### TEXT EXCERPT:
For my “first take” on the Spatial Statistics Resources blog, I learned more about the mathematical statistics contained within the tools of the Spatial Statistics toolbox. I quickly realized that the tools can be grouped by common mathematical principle. For example, all hot spot identification is found using something called the Getis-Ord Gi* statistic. Looking at the Desktop 10 Help website list of sample applications, most tools are listed with an associated mathematical statistic (usually listed in parentheses). For example:

Question: Is the data spatially correlated?

Tool: Spatial Autocorrelation (Global Moran’s I)

Some of the mathematical concepts I am fairly well acquainted with, like ordinary least squares. Others I had never heard of. The Getis-Ord statistic is one I’d never encountered before. I used one of my primary research tools, the internet, and found the statistic was developed in the mid-nineties by the method’s namesake statisticians.

Link to the 1995 paper on the Getis-Ord statistic

But one need not always consult the internet at large. ESRI provides some explanation of each tool in various articles scattered around the Spatial Statistics folder from Desktop 10.0 Help. I’ve begun assembling a list with the link to each math principle/tool/statistics below. I would like to learn about these statistics, what their strengths and weaknesses are, and especially when it is not appropriate to use them (what are the assumptions?).

List of Mathematical Principles/Statistics Underlying the Suite of Available Spatial Statistics

Analyzing Patterns:

How Multi-Distance Spatial Cluster Analysis (Ripley’s K-function) works

How Spatial Autocorrelation (Global Moran’s I) works

How High/Low Clustering (Getis-Ord General G) works

Mapping Clusters:

How Hot Spot Analysis (Getis-Ord Gi*) works

How Cluster and Outlier Analysis (Anselin Local Moran’s I) works

Measuring Geographic Distributions:

How Directional Distribution (Standard Deviational Ellipse) works

Modeling Spatial Relationships:

Geographically Weighted Regression (GWR) (Spatial Statistics)

### WHAT YOU WILL DO:
1. Reproduce the passage from the spatial statistics post that begins at the words "But one need" and stops after the words "are the assumptions?).".
2. Decide whether each statement below agrees with the spatial statistics post, answering yes or no and quoting the words of the post that decide it.
(a) The Getis-Ord statistic was developed in the mid-nineties.
(b) The writer already knew the Getis-Ord statistic well.
(c) The writer is fairly well acquainted with ordinary least squares.

### GIVEN INFORMATION:
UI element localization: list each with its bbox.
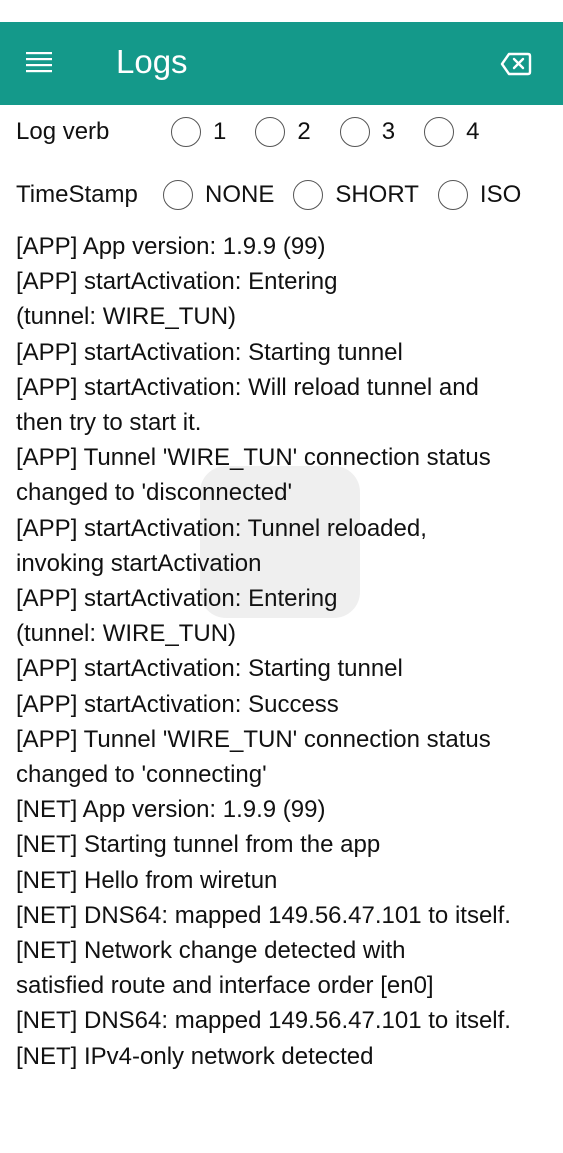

### SOLUTIONS PER TASK:
1.
But one need not always consult the internet at large. ESRI provides some explanation of each tool in various articles scattered around the Spatial Statistics folder from Desktop 10.0 Help. I’ve begun assembling a list with the link to each math principle/tool/statistics below. I would like to learn about these statistics, what their strengths and weaknesses are, and especially when it is not appropriate to use them (what are the assumptions?).

2.
(a) Yes: "the statistic was developed in the mid-nineties by the method’s namesake statisticians."
(b) No: "The Getis-Ord statistic is one I’d never encountered before."
(c) Yes: "Some of the mathematical concepts I am fairly well acquainted with, like ordinary least squares."